◆ Instruction
Tally the lines containing "gravity" and report the number alone.

◆ Data extract

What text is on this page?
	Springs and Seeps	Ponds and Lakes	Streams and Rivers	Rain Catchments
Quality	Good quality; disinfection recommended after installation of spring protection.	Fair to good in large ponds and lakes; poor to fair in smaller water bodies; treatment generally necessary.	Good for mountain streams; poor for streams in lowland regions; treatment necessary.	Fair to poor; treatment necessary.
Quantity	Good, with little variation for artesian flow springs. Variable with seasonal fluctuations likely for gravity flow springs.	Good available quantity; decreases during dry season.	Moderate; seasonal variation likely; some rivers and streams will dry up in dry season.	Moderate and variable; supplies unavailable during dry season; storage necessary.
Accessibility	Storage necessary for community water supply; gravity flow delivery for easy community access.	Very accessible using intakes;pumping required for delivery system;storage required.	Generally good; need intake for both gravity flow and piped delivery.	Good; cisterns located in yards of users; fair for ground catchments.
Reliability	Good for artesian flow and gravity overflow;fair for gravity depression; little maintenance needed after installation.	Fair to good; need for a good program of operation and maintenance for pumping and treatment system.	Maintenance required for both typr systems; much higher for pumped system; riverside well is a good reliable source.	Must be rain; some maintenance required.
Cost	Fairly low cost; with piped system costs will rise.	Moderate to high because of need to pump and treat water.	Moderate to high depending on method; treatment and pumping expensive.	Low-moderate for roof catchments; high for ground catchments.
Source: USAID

◆ Exercise solution
3